Pictures within the data are to be left out; everything else must be reproduced exactly.
[start]
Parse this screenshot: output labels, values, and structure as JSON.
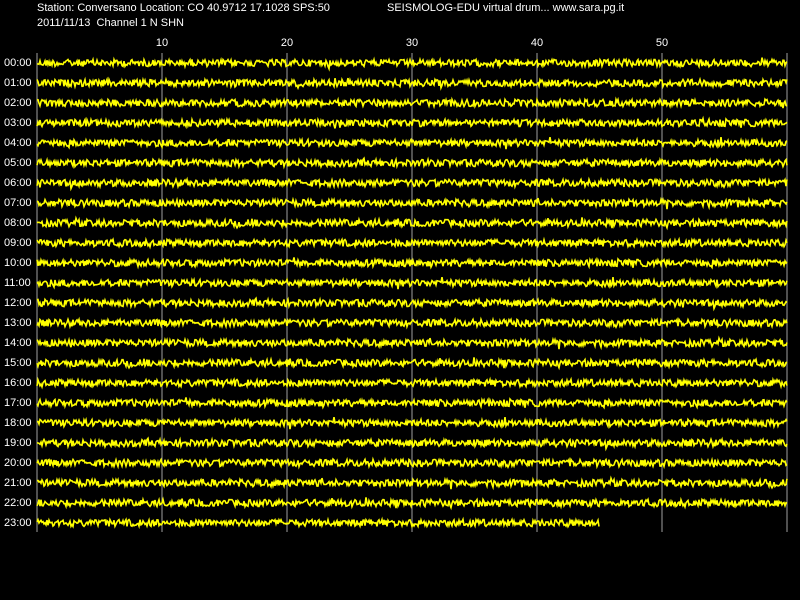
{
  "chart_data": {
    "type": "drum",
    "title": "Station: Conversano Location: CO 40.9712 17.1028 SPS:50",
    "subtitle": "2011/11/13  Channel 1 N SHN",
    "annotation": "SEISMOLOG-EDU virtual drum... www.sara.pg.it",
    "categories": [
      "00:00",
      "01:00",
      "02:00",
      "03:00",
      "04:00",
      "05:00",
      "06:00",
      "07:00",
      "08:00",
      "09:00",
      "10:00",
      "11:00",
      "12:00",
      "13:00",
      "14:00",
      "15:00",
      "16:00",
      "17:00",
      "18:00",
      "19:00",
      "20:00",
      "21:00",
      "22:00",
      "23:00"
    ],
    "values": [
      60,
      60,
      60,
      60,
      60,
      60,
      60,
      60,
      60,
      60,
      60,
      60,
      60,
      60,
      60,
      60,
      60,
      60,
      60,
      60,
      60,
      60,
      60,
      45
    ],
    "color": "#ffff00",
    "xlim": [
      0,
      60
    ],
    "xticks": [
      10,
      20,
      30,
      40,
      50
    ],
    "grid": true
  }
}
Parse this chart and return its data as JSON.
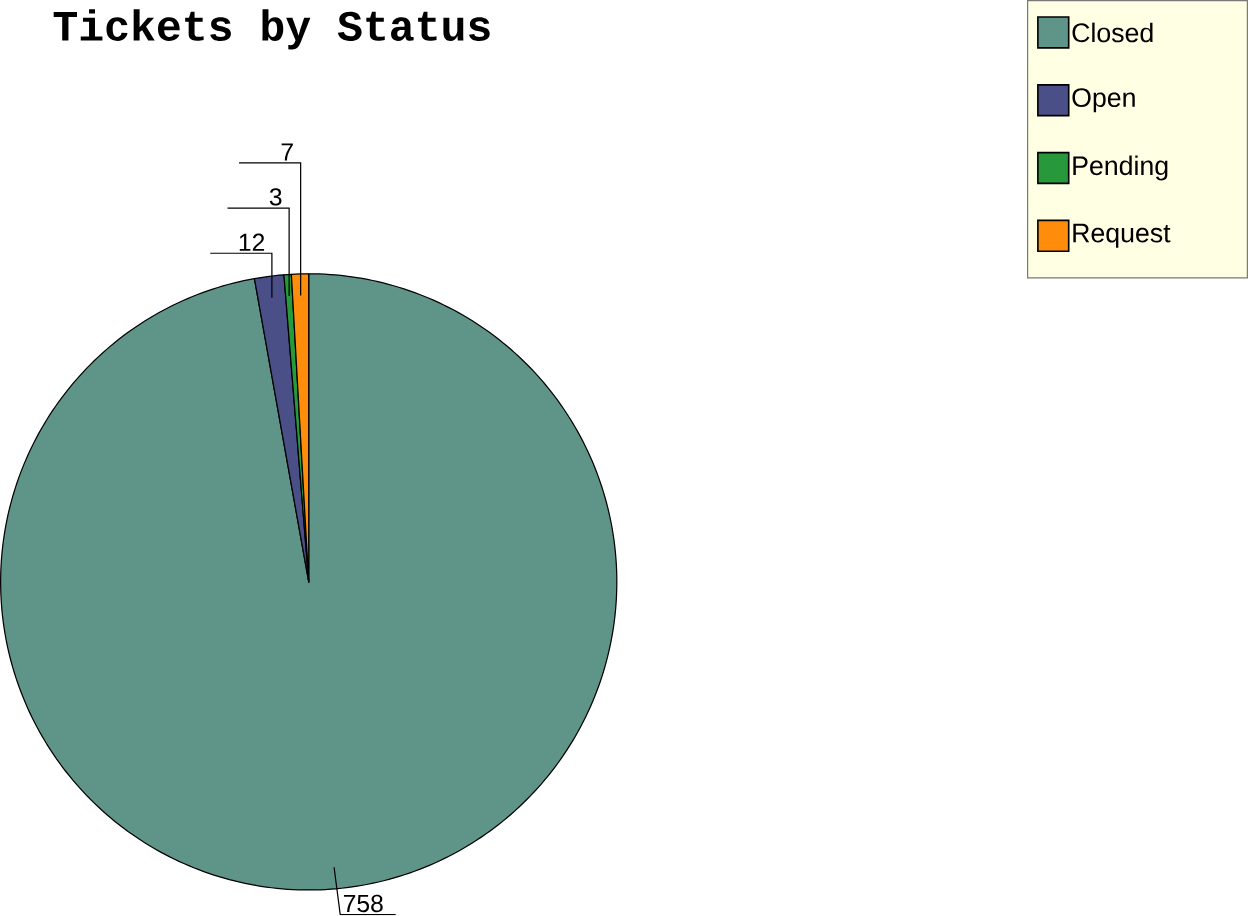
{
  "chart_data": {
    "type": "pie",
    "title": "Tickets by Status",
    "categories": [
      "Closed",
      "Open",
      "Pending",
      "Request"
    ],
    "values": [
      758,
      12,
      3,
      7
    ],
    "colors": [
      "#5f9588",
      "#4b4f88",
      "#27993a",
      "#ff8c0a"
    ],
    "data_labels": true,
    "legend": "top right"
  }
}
[end]
▶ **Task output**:
Parse this screenshot: output labels, values, and structure as JSON.
{
  "chart_data": {
    "type": "drum",
    "title": "Station: Conversano Location: CO 40.9712 17.1028 SPS:50",
    "subtitle": "2011/11/13  Channel 1 N SHN",
    "annotation": "SEISMOLOG-EDU virtual drum... www.sara.pg.it",
    "categories": [
      "00:00",
      "01:00",
      "02:00",
      "03:00",
      "04:00",
      "05:00",
      "06:00",
      "07:00",
      "08:00",
      "09:00",
      "10:00",
      "11:00",
      "12:00",
      "13:00",
      "14:00",
      "15:00",
      "16:00",
      "17:00",
      "18:00",
      "19:00",
      "20:00",
      "21:00",
      "22:00",
      "23:00"
    ],
    "values": [
      60,
      60,
      60,
      60,
      60,
      60,
      60,
      60,
      60,
      60,
      60,
      60,
      60,
      60,
      60,
      60,
      60,
      60,
      60,
      60,
      60,
      60,
      60,
      45
    ],
    "color": "#ffff00",
    "xlim": [
      0,
      60
    ],
    "xticks": [
      10,
      20,
      30,
      40,
      50
    ],
    "grid": true
  }
}
Parse this chart and return its data as JSON.
{
  "chart_data": {
    "type": "pie",
    "title": "Tickets by Status",
    "categories": [
      "Closed",
      "Open",
      "Pending",
      "Request"
    ],
    "values": [
      758,
      12,
      3,
      7
    ],
    "colors": [
      "#5f9588",
      "#4b4f88",
      "#27993a",
      "#ff8c0a"
    ],
    "data_labels": true,
    "legend": "top right"
  }
}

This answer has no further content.